(Dataset records on visual material)
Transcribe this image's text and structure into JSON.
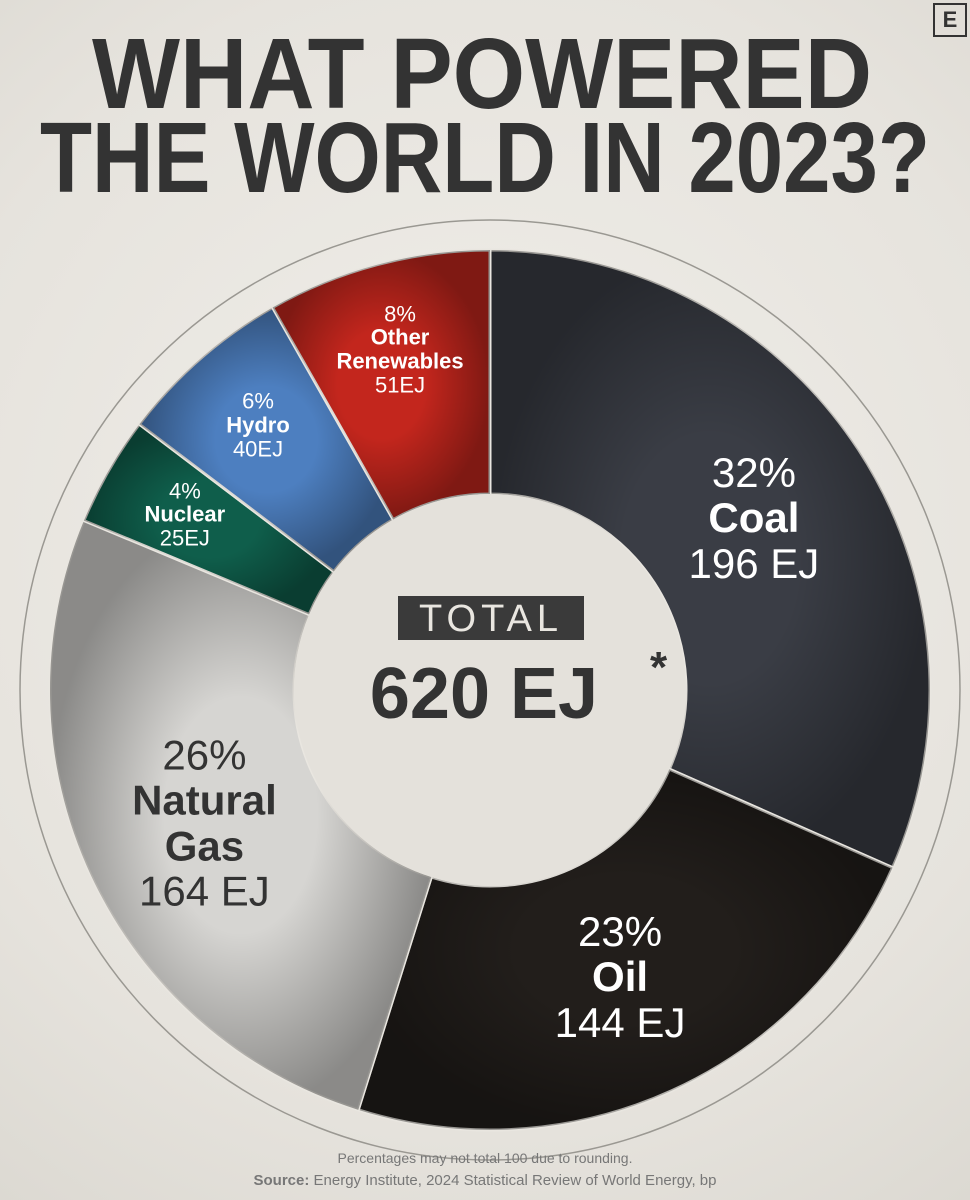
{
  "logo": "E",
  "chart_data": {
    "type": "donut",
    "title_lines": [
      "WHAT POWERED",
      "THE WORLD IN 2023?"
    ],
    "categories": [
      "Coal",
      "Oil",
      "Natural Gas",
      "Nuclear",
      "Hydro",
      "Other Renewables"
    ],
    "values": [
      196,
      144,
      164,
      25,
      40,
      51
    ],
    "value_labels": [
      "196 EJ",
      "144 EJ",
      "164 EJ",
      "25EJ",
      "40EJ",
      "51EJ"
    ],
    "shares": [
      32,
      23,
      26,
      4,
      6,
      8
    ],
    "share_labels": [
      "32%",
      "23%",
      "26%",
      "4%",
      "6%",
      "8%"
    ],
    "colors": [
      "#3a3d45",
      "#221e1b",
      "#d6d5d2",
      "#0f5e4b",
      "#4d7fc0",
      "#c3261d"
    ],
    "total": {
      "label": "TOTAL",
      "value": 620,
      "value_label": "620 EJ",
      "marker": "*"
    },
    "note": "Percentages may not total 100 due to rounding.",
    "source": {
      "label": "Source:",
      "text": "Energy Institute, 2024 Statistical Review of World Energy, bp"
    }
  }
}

* * *

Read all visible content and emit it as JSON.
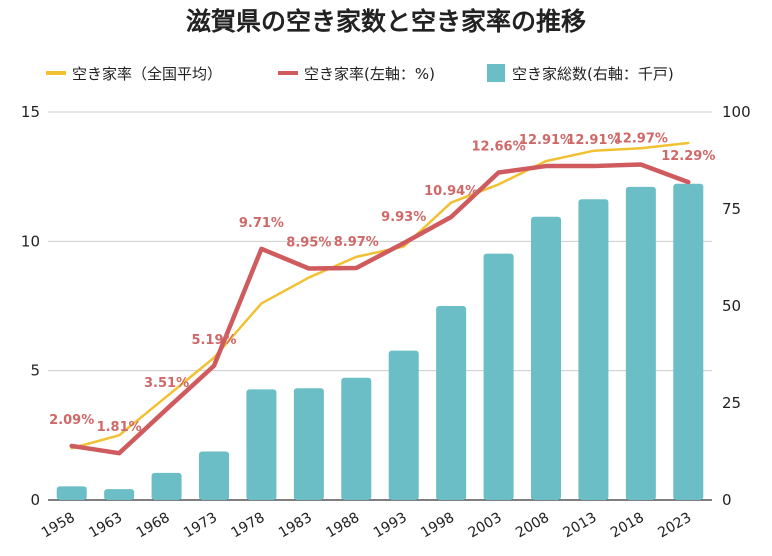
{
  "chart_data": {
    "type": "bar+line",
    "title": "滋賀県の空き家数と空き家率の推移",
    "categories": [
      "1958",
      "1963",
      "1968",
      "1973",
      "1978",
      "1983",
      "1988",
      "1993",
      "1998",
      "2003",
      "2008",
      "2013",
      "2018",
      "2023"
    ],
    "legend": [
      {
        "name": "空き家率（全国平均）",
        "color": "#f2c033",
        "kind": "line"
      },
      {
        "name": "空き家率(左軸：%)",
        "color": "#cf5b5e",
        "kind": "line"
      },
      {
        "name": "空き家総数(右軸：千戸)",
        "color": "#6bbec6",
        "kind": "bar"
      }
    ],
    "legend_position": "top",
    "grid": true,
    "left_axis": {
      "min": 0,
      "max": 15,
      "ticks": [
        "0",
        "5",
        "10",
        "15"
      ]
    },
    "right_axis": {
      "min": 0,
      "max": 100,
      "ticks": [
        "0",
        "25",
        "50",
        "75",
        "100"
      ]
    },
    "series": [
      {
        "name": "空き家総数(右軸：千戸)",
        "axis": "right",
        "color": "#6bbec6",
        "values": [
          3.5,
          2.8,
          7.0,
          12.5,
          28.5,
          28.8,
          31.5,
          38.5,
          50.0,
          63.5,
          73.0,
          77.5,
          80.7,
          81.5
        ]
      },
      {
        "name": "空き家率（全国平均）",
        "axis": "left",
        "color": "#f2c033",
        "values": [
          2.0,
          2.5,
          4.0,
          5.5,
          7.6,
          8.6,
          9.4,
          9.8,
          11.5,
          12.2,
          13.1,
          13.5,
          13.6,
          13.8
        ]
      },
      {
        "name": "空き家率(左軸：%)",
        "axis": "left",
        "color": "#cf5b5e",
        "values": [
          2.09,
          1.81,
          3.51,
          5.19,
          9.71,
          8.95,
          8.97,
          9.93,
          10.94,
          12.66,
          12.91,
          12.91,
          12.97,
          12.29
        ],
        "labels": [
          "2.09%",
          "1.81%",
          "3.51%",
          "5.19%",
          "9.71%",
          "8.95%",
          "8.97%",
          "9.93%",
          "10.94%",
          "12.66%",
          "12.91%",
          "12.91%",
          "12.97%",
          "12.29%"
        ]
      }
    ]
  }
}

→ Problem
Copy out every line where the word "text" occurs.

→ Written answer
Transcribe this image's text and structure into JSON.
      "text": "Energy Institute, 2024 Statistical Review of World Energy, bp"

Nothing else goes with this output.